TASK GOAL:
Copy the data below exactly, omitting any picture it contains.

LISTED RECORDS:
○ ○ ○ ○

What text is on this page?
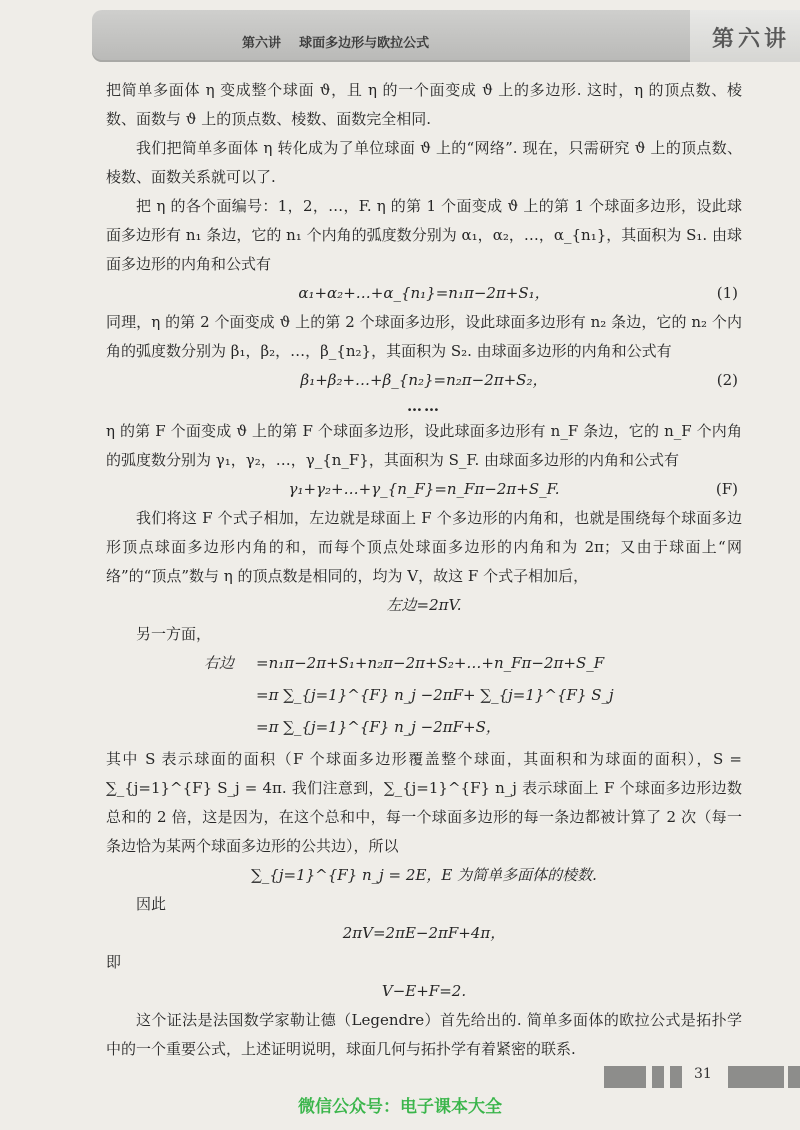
第六讲    球面多边形与欧拉公式	第六讲

把简单多面体 η 变成整个球面 ϑ，且 η 的一个面变成 ϑ 上的多边形. 这时，η 的顶点数、棱数、面数与 ϑ 上的顶点数、棱数、面数完全相同.

我们把简单多面体 η 转化成为了单位球面 ϑ 上的“网络”. 现在，只需研究 ϑ 上的顶点数、棱数、面数关系就可以了.

把 η 的各个面编号：1，2，…，F. η 的第 1 个面变成 ϑ 上的第 1 个球面多边形，设此球面多边形有 n₁ 条边，它的 n₁ 个内角的弧度数分别为 α₁，α₂，…，α_{n₁}，其面积为 S₁. 由球面多边形的内角和公式有

α₁+α₂+…+α_{n₁}=n₁π−2π+S₁，	(1)

同理，η 的第 2 个面变成 ϑ 上的第 2 个球面多边形，设此球面多边形有 n₂ 条边，它的 n₂ 个内角的弧度数分别为 β₁，β₂，…，β_{n₂}，其面积为 S₂. 由球面多边形的内角和公式有

β₁+β₂+…+β_{n₂}=n₂π−2π+S₂，	(2)
……

η 的第 F 个面变成 ϑ 上的第 F 个球面多边形，设此球面多边形有 n_F 条边，它的 n_F 个内角的弧度数分别为 γ₁，γ₂，…，γ_{n_F}，其面积为 S_F. 由球面多边形的内角和公式有

γ₁+γ₂+…+γ_{n_F}=n_Fπ−2π+S_F.	(F)

我们将这 F 个式子相加，左边就是球面上 F 个多边形的内角和，也就是围绕每个球面多边形顶点球面多边形内角的和，而每个顶点处球面多边形的内角和为 2π；又由于球面上“网络”的“顶点”数与 η 的顶点数是相同的，均为 V，故这 F 个式子相加后，

左边=2πV.

另一方面，

右边 =n₁π−2π+S₁+n₂π−2π+S₂+…+n_Fπ−2π+S_F
=π ∑_{j=1}^{F} n_j −2πF+ ∑_{j=1}^{F} S_j
=π ∑_{j=1}^{F} n_j −2πF+S，

其中 S 表示球面的面积（F 个球面多边形覆盖整个球面，其面积和为球面的面积），S = ∑_{j=1}^{F} S_j = 4π. 我们注意到，∑_{j=1}^{F} n_j 表示球面上 F 个球面多边形边数总和的 2 倍，这是因为，在这个总和中，每一个球面多边形的每一条边都被计算了 2 次（每一条边恰为某两个球面多边形的公共边），所以

∑_{j=1}^{F} n_j = 2E，E 为简单多面体的棱数.

因此

2πV=2πE−2πF+4π，

即

V−E+F=2.

这个证法是法国数学家勒让德（Legendre）首先给出的. 简单多面体的欧拉公式是拓扑学中的一个重要公式，上述证明说明，球面几何与拓扑学有着紧密的联系.

31
微信公众号：电子课本大全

○ ○ ○ ○

FINISHED EXERCISE:
What text is on this page?
第六讲    球面多边形与欧拉公式	第六讲

把简单多面体 η 变成整个球面 ϑ，且 η 的一个面变成 ϑ 上的多边形. 这时，η 的顶点数、棱数、面数与 ϑ 上的顶点数、棱数、面数完全相同.

我们把简单多面体 η 转化成为了单位球面 ϑ 上的“网络”. 现在，只需研究 ϑ 上的顶点数、棱数、面数关系就可以了.

把 η 的各个面编号：1，2，…，F. η 的第 1 个面变成 ϑ 上的第 1 个球面多边形，设此球面多边形有 n₁ 条边，它的 n₁ 个内角的弧度数分别为 α₁，α₂，…，α_{n₁}，其面积为 S₁. 由球面多边形的内角和公式有

α₁+α₂+…+α_{n₁}=n₁π−2π+S₁，	(1)

同理，η 的第 2 个面变成 ϑ 上的第 2 个球面多边形，设此球面多边形有 n₂ 条边，它的 n₂ 个内角的弧度数分别为 β₁，β₂，…，β_{n₂}，其面积为 S₂. 由球面多边形的内角和公式有

β₁+β₂+…+β_{n₂}=n₂π−2π+S₂，	(2)
……

η 的第 F 个面变成 ϑ 上的第 F 个球面多边形，设此球面多边形有 n_F 条边，它的 n_F 个内角的弧度数分别为 γ₁，γ₂，…，γ_{n_F}，其面积为 S_F. 由球面多边形的内角和公式有

γ₁+γ₂+…+γ_{n_F}=n_Fπ−2π+S_F.	(F)

我们将这 F 个式子相加，左边就是球面上 F 个多边形的内角和，也就是围绕每个球面多边形顶点球面多边形内角的和，而每个顶点处球面多边形的内角和为 2π；又由于球面上“网络”的“顶点”数与 η 的顶点数是相同的，均为 V，故这 F 个式子相加后，

左边=2πV.

另一方面，

右边 =n₁π−2π+S₁+n₂π−2π+S₂+…+n_Fπ−2π+S_F
=π ∑_{j=1}^{F} n_j −2πF+ ∑_{j=1}^{F} S_j
=π ∑_{j=1}^{F} n_j −2πF+S，

其中 S 表示球面的面积（F 个球面多边形覆盖整个球面，其面积和为球面的面积），S = ∑_{j=1}^{F} S_j = 4π. 我们注意到，∑_{j=1}^{F} n_j 表示球面上 F 个球面多边形边数总和的 2 倍，这是因为，在这个总和中，每一个球面多边形的每一条边都被计算了 2 次（每一条边恰为某两个球面多边形的公共边），所以

∑_{j=1}^{F} n_j = 2E，E 为简单多面体的棱数.

因此

2πV=2πE−2πF+4π，

即

V−E+F=2.

这个证法是法国数学家勒让德（Legendre）首先给出的. 简单多面体的欧拉公式是拓扑学中的一个重要公式，上述证明说明，球面几何与拓扑学有着紧密的联系.

31
微信公众号：电子课本大全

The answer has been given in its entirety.